- Required task
Find the lines holding the word "Output" and collect them.

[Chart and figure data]

------------------------------------

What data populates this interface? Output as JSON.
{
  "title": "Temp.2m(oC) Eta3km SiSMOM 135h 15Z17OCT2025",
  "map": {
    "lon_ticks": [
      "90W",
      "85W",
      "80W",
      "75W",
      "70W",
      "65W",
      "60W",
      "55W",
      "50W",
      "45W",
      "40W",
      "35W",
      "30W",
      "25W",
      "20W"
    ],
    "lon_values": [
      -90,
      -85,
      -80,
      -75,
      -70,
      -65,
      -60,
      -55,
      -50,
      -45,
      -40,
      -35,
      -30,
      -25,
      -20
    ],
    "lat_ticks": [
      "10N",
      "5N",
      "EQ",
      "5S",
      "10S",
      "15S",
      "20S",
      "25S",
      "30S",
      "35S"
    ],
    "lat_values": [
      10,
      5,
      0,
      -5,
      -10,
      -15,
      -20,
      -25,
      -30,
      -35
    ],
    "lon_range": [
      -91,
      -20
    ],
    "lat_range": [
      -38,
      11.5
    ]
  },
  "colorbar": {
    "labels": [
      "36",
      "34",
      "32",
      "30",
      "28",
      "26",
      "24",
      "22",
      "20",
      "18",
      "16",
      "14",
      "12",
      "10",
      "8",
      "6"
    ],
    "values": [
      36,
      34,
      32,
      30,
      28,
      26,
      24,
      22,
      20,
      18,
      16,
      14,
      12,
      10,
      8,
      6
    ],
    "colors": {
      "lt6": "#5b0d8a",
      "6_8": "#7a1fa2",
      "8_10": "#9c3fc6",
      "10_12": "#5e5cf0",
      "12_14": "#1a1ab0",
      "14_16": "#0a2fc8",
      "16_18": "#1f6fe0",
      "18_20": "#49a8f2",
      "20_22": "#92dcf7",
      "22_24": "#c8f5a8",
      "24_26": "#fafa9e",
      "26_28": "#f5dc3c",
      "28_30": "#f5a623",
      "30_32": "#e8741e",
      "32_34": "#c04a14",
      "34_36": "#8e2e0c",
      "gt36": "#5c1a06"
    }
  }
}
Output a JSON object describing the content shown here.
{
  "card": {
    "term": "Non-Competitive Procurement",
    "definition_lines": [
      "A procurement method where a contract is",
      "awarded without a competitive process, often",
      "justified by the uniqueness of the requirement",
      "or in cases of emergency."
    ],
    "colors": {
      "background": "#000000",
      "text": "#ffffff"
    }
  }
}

------------------------------------

- Written reply
What data populates this interface? Output as JSON.
Output a JSON object describing the content shown here.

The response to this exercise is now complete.